__The request__. Below are the records; pull every line that includes "into".

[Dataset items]

--- --- ---

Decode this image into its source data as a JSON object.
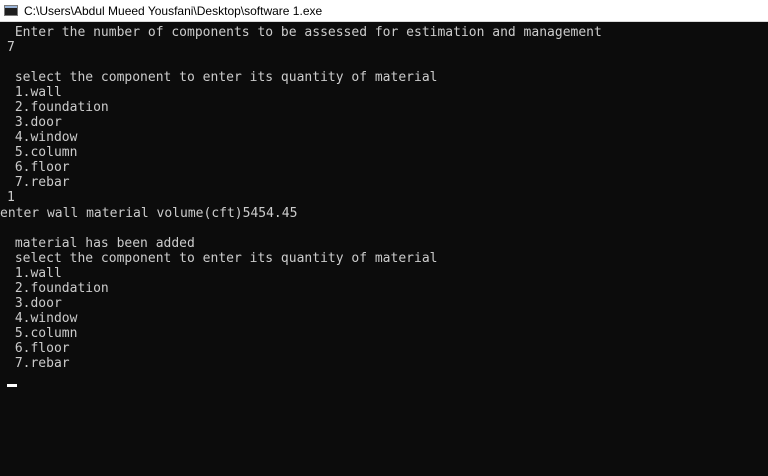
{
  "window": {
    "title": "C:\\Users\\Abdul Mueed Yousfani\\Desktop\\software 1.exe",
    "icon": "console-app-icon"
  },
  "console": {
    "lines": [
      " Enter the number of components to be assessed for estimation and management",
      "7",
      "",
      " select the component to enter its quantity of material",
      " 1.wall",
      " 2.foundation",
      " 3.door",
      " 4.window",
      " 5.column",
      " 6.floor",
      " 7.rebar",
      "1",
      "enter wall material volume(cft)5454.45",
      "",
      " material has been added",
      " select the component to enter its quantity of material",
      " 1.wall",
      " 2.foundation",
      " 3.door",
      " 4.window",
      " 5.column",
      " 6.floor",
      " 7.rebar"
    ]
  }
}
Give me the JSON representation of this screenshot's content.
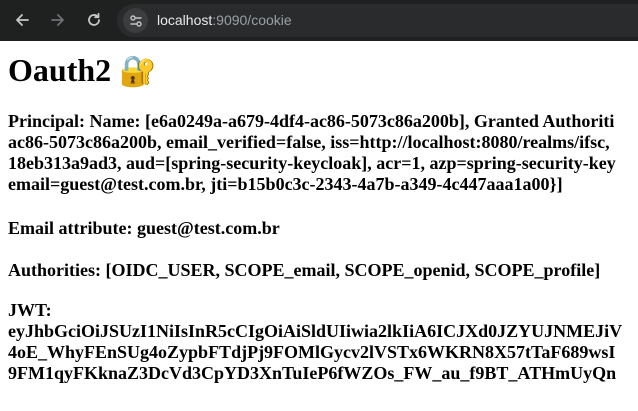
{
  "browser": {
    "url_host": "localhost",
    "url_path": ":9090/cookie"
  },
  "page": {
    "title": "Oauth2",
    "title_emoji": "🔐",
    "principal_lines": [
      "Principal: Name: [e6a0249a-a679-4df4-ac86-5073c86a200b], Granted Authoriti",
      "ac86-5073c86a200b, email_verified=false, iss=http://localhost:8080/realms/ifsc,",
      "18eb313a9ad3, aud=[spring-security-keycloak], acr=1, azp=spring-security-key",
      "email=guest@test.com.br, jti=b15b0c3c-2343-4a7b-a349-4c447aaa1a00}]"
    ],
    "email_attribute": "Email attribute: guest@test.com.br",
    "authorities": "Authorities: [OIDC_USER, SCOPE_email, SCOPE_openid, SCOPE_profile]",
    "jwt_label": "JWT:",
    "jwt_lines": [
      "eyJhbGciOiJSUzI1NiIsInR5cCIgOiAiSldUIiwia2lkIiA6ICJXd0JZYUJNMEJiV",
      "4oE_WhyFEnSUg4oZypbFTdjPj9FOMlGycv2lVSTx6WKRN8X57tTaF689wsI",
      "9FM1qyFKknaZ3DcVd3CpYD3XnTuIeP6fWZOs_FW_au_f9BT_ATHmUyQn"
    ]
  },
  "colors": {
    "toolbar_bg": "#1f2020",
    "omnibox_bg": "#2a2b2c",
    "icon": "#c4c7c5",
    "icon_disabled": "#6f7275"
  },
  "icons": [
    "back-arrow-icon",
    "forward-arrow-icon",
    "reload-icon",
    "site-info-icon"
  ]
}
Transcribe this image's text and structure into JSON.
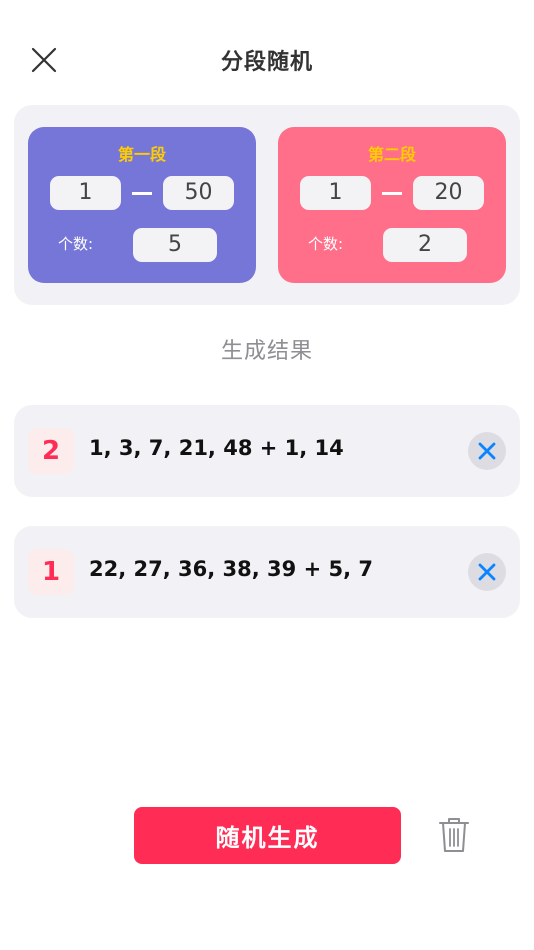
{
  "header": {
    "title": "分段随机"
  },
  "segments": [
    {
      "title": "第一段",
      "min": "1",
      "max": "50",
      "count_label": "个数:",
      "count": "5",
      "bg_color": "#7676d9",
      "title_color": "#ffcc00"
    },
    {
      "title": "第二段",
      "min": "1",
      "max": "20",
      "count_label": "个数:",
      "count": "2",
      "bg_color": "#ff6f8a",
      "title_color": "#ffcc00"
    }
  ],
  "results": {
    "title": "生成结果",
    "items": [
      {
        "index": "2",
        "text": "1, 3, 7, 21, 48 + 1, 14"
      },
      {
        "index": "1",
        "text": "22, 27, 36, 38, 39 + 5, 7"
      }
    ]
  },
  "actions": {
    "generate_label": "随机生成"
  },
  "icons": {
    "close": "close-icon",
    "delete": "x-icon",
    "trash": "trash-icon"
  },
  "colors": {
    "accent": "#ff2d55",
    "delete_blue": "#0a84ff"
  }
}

--- --- ---

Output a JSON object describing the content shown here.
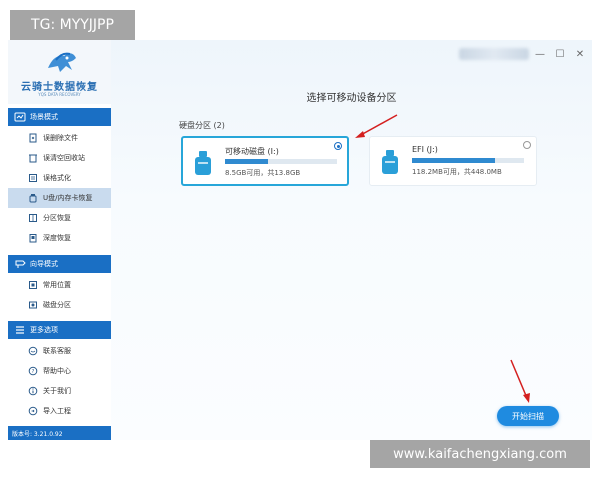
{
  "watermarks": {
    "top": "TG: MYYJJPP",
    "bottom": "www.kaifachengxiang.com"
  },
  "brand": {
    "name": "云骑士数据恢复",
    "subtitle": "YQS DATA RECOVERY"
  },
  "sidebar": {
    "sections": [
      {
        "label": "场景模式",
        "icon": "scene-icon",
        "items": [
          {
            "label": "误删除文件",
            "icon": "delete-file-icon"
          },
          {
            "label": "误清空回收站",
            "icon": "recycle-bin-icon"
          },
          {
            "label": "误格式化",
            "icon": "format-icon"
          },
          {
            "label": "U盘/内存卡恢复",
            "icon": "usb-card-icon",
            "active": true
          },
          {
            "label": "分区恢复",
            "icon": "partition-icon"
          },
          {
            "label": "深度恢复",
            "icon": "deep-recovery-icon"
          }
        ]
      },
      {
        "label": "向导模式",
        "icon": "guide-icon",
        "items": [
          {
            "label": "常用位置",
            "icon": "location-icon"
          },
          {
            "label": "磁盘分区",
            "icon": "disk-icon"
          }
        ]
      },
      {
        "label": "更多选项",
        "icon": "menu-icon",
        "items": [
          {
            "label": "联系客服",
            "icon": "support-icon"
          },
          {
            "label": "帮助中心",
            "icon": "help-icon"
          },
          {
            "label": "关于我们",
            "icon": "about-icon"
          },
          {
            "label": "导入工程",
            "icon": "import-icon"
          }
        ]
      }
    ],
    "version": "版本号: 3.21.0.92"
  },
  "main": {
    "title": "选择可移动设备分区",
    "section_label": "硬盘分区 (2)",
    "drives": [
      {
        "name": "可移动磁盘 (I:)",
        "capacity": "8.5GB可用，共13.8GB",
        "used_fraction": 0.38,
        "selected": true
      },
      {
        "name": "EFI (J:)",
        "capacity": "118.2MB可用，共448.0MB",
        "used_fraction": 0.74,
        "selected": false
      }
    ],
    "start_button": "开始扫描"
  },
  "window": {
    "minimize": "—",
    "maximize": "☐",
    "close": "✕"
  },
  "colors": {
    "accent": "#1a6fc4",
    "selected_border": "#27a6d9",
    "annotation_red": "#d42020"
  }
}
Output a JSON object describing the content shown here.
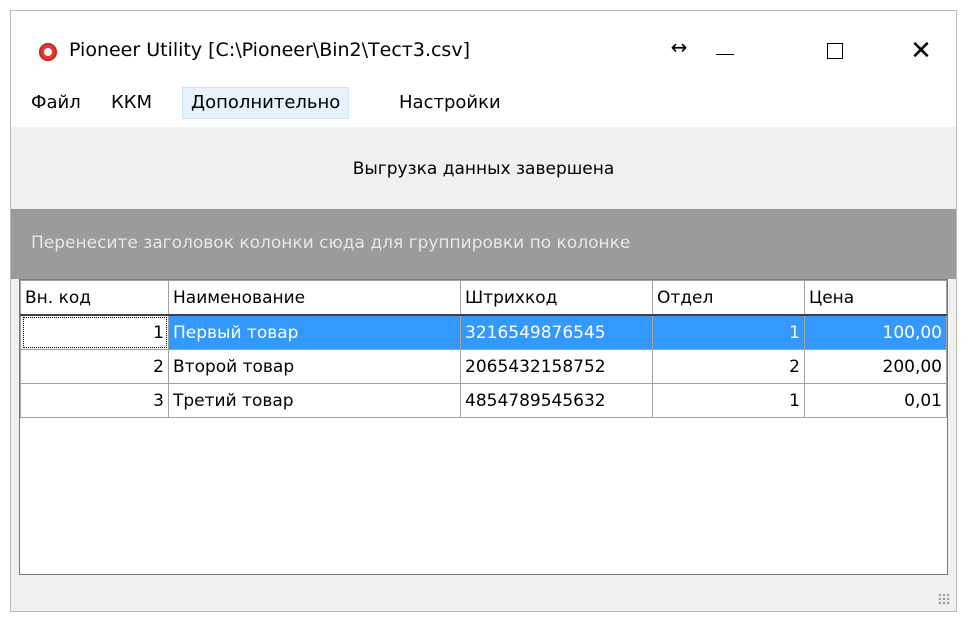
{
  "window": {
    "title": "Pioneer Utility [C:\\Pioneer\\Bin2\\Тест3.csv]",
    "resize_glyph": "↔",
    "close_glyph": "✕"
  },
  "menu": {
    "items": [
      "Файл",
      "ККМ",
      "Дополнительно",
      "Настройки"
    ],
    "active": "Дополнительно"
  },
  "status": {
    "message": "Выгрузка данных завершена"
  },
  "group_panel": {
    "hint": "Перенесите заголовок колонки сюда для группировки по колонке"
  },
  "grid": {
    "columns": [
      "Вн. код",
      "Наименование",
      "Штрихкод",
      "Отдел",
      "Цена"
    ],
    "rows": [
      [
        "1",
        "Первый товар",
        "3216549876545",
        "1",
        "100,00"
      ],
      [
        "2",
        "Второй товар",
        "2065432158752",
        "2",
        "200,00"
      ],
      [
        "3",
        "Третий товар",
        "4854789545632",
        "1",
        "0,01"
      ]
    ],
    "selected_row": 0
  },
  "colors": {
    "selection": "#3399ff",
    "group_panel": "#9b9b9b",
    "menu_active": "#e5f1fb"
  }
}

--- --- ---

__Solution to the exercise__.
Decode this image into its source data as a JSON object.
Transcribe this image's text and structure into JSON.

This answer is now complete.